WHAT TO DO:
Below is a block of data; give all of it again word for word.
## START DATA LISTING
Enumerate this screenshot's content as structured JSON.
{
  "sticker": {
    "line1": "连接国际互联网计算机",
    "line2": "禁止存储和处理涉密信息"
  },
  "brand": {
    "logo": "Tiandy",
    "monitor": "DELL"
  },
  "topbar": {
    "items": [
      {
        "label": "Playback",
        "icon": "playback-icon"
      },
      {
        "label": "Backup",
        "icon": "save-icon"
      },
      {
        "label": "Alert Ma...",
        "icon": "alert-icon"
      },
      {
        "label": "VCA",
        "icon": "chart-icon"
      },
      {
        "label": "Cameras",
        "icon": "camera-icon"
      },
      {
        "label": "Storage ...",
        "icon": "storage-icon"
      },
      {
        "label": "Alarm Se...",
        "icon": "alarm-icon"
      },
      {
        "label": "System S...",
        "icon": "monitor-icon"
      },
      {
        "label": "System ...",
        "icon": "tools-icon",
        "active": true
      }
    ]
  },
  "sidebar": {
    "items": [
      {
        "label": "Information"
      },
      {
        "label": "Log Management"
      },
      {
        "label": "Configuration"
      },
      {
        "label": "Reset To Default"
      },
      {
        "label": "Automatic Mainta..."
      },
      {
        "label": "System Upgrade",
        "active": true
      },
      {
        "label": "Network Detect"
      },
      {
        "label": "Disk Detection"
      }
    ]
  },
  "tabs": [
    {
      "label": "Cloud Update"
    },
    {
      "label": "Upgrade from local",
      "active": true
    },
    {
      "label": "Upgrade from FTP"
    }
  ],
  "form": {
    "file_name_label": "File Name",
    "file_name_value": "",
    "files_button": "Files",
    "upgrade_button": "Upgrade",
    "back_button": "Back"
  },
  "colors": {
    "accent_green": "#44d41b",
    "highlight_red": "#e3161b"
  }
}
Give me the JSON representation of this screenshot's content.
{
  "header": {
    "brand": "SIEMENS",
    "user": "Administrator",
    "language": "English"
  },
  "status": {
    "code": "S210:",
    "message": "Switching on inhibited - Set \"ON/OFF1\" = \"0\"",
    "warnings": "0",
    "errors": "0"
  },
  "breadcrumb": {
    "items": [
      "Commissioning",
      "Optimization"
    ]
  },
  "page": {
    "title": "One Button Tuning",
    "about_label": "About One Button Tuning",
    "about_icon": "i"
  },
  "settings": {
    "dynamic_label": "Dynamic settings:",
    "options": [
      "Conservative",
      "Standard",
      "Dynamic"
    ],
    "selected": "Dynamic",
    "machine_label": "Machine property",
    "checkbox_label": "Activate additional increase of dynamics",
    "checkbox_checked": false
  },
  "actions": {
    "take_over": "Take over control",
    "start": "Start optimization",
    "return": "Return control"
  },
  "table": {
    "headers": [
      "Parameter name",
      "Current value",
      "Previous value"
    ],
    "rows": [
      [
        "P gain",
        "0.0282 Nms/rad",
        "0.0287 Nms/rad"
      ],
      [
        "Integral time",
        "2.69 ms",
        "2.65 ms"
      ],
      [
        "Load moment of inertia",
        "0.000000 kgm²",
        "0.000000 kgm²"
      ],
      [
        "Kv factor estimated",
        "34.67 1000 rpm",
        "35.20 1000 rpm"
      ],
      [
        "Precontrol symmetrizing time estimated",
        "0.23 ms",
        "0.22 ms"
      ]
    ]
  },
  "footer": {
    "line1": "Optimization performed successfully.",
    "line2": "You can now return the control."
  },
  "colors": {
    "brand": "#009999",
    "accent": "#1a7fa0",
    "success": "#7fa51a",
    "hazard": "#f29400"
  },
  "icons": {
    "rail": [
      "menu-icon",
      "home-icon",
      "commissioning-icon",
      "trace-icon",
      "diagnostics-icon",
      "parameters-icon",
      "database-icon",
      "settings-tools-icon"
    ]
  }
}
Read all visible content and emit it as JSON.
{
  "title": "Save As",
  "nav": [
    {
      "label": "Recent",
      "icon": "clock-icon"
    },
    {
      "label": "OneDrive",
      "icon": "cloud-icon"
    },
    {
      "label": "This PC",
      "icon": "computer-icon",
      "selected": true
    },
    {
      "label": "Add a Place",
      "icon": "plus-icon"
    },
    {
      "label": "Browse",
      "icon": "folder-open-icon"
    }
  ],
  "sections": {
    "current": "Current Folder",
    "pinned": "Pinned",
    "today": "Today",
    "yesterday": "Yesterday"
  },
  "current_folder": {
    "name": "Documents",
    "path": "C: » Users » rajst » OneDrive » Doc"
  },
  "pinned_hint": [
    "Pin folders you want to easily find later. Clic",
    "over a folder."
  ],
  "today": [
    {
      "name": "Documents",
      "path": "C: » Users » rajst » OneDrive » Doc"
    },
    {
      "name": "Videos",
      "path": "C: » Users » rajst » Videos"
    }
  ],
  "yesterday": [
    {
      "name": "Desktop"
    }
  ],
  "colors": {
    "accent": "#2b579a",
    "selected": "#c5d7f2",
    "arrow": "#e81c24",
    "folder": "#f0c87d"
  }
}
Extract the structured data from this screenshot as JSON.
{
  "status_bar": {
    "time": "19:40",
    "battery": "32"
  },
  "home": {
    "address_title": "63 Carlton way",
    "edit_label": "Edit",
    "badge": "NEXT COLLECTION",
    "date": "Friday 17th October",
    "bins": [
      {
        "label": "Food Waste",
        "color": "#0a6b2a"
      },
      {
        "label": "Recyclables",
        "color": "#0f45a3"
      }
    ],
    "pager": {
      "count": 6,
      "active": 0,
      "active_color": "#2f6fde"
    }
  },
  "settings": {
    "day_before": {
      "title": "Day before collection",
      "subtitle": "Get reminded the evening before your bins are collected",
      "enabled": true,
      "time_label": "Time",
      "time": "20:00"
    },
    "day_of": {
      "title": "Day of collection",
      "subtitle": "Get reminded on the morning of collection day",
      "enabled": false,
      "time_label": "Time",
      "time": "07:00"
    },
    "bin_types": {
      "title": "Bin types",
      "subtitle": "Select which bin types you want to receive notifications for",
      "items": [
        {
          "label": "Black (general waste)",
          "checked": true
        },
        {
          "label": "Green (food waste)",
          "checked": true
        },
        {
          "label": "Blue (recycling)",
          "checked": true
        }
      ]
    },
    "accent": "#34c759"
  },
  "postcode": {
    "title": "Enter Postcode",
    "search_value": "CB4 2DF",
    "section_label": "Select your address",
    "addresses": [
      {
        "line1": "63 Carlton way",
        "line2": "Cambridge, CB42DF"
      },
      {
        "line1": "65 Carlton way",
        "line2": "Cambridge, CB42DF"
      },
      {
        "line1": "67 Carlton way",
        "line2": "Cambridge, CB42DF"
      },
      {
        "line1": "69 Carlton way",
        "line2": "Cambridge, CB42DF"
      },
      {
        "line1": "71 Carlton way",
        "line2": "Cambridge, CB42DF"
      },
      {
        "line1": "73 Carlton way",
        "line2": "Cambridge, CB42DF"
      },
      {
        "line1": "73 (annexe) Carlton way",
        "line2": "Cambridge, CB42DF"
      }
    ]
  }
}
## END DATA LISTING
THE SOLUTION:
Enumerate this screenshot's content as structured JSON.
{
  "sticker": {
    "line1": "连接国际互联网计算机",
    "line2": "禁止存储和处理涉密信息"
  },
  "brand": {
    "logo": "Tiandy",
    "monitor": "DELL"
  },
  "topbar": {
    "items": [
      {
        "label": "Playback",
        "icon": "playback-icon"
      },
      {
        "label": "Backup",
        "icon": "save-icon"
      },
      {
        "label": "Alert Ma...",
        "icon": "alert-icon"
      },
      {
        "label": "VCA",
        "icon": "chart-icon"
      },
      {
        "label": "Cameras",
        "icon": "camera-icon"
      },
      {
        "label": "Storage ...",
        "icon": "storage-icon"
      },
      {
        "label": "Alarm Se...",
        "icon": "alarm-icon"
      },
      {
        "label": "System S...",
        "icon": "monitor-icon"
      },
      {
        "label": "System ...",
        "icon": "tools-icon",
        "active": true
      }
    ]
  },
  "sidebar": {
    "items": [
      {
        "label": "Information"
      },
      {
        "label": "Log Management"
      },
      {
        "label": "Configuration"
      },
      {
        "label": "Reset To Default"
      },
      {
        "label": "Automatic Mainta..."
      },
      {
        "label": "System Upgrade",
        "active": true
      },
      {
        "label": "Network Detect"
      },
      {
        "label": "Disk Detection"
      }
    ]
  },
  "tabs": [
    {
      "label": "Cloud Update"
    },
    {
      "label": "Upgrade from local",
      "active": true
    },
    {
      "label": "Upgrade from FTP"
    }
  ],
  "form": {
    "file_name_label": "File Name",
    "file_name_value": "",
    "files_button": "Files",
    "upgrade_button": "Upgrade",
    "back_button": "Back"
  },
  "colors": {
    "accent_green": "#44d41b",
    "highlight_red": "#e3161b"
  }
}
Give me the JSON representation of this screenshot's content.
{
  "header": {
    "brand": "SIEMENS",
    "user": "Administrator",
    "language": "English"
  },
  "status": {
    "code": "S210:",
    "message": "Switching on inhibited - Set \"ON/OFF1\" = \"0\"",
    "warnings": "0",
    "errors": "0"
  },
  "breadcrumb": {
    "items": [
      "Commissioning",
      "Optimization"
    ]
  },
  "page": {
    "title": "One Button Tuning",
    "about_label": "About One Button Tuning",
    "about_icon": "i"
  },
  "settings": {
    "dynamic_label": "Dynamic settings:",
    "options": [
      "Conservative",
      "Standard",
      "Dynamic"
    ],
    "selected": "Dynamic",
    "machine_label": "Machine property",
    "checkbox_label": "Activate additional increase of dynamics",
    "checkbox_checked": false
  },
  "actions": {
    "take_over": "Take over control",
    "start": "Start optimization",
    "return": "Return control"
  },
  "table": {
    "headers": [
      "Parameter name",
      "Current value",
      "Previous value"
    ],
    "rows": [
      [
        "P gain",
        "0.0282 Nms/rad",
        "0.0287 Nms/rad"
      ],
      [
        "Integral time",
        "2.69 ms",
        "2.65 ms"
      ],
      [
        "Load moment of inertia",
        "0.000000 kgm²",
        "0.000000 kgm²"
      ],
      [
        "Kv factor estimated",
        "34.67 1000 rpm",
        "35.20 1000 rpm"
      ],
      [
        "Precontrol symmetrizing time estimated",
        "0.23 ms",
        "0.22 ms"
      ]
    ]
  },
  "footer": {
    "line1": "Optimization performed successfully.",
    "line2": "You can now return the control."
  },
  "colors": {
    "brand": "#009999",
    "accent": "#1a7fa0",
    "success": "#7fa51a",
    "hazard": "#f29400"
  },
  "icons": {
    "rail": [
      "menu-icon",
      "home-icon",
      "commissioning-icon",
      "trace-icon",
      "diagnostics-icon",
      "parameters-icon",
      "database-icon",
      "settings-tools-icon"
    ]
  }
}
Read all visible content and emit it as JSON.
{
  "title": "Save As",
  "nav": [
    {
      "label": "Recent",
      "icon": "clock-icon"
    },
    {
      "label": "OneDrive",
      "icon": "cloud-icon"
    },
    {
      "label": "This PC",
      "icon": "computer-icon",
      "selected": true
    },
    {
      "label": "Add a Place",
      "icon": "plus-icon"
    },
    {
      "label": "Browse",
      "icon": "folder-open-icon"
    }
  ],
  "sections": {
    "current": "Current Folder",
    "pinned": "Pinned",
    "today": "Today",
    "yesterday": "Yesterday"
  },
  "current_folder": {
    "name": "Documents",
    "path": "C: » Users » rajst » OneDrive » Doc"
  },
  "pinned_hint": [
    "Pin folders you want to easily find later. Clic",
    "over a folder."
  ],
  "today": [
    {
      "name": "Documents",
      "path": "C: » Users » rajst » OneDrive » Doc"
    },
    {
      "name": "Videos",
      "path": "C: » Users » rajst » Videos"
    }
  ],
  "yesterday": [
    {
      "name": "Desktop"
    }
  ],
  "colors": {
    "accent": "#2b579a",
    "selected": "#c5d7f2",
    "arrow": "#e81c24",
    "folder": "#f0c87d"
  }
}
Extract the structured data from this screenshot as JSON.
{
  "status_bar": {
    "time": "19:40",
    "battery": "32"
  },
  "home": {
    "address_title": "63 Carlton way",
    "edit_label": "Edit",
    "badge": "NEXT COLLECTION",
    "date": "Friday 17th October",
    "bins": [
      {
        "label": "Food Waste",
        "color": "#0a6b2a"
      },
      {
        "label": "Recyclables",
        "color": "#0f45a3"
      }
    ],
    "pager": {
      "count": 6,
      "active": 0,
      "active_color": "#2f6fde"
    }
  },
  "settings": {
    "day_before": {
      "title": "Day before collection",
      "subtitle": "Get reminded the evening before your bins are collected",
      "enabled": true,
      "time_label": "Time",
      "time": "20:00"
    },
    "day_of": {
      "title": "Day of collection",
      "subtitle": "Get reminded on the morning of collection day",
      "enabled": false,
      "time_label": "Time",
      "time": "07:00"
    },
    "bin_types": {
      "title": "Bin types",
      "subtitle": "Select which bin types you want to receive notifications for",
      "items": [
        {
          "label": "Black (general waste)",
          "checked": true
        },
        {
          "label": "Green (food waste)",
          "checked": true
        },
        {
          "label": "Blue (recycling)",
          "checked": true
        }
      ]
    },
    "accent": "#34c759"
  },
  "postcode": {
    "title": "Enter Postcode",
    "search_value": "CB4 2DF",
    "section_label": "Select your address",
    "addresses": [
      {
        "line1": "63 Carlton way",
        "line2": "Cambridge, CB42DF"
      },
      {
        "line1": "65 Carlton way",
        "line2": "Cambridge, CB42DF"
      },
      {
        "line1": "67 Carlton way",
        "line2": "Cambridge, CB42DF"
      },
      {
        "line1": "69 Carlton way",
        "line2": "Cambridge, CB42DF"
      },
      {
        "line1": "71 Carlton way",
        "line2": "Cambridge, CB42DF"
      },
      {
        "line1": "73 Carlton way",
        "line2": "Cambridge, CB42DF"
      },
      {
        "line1": "73 (annexe) Carlton way",
        "line2": "Cambridge, CB42DF"
      }
    ]
  }
}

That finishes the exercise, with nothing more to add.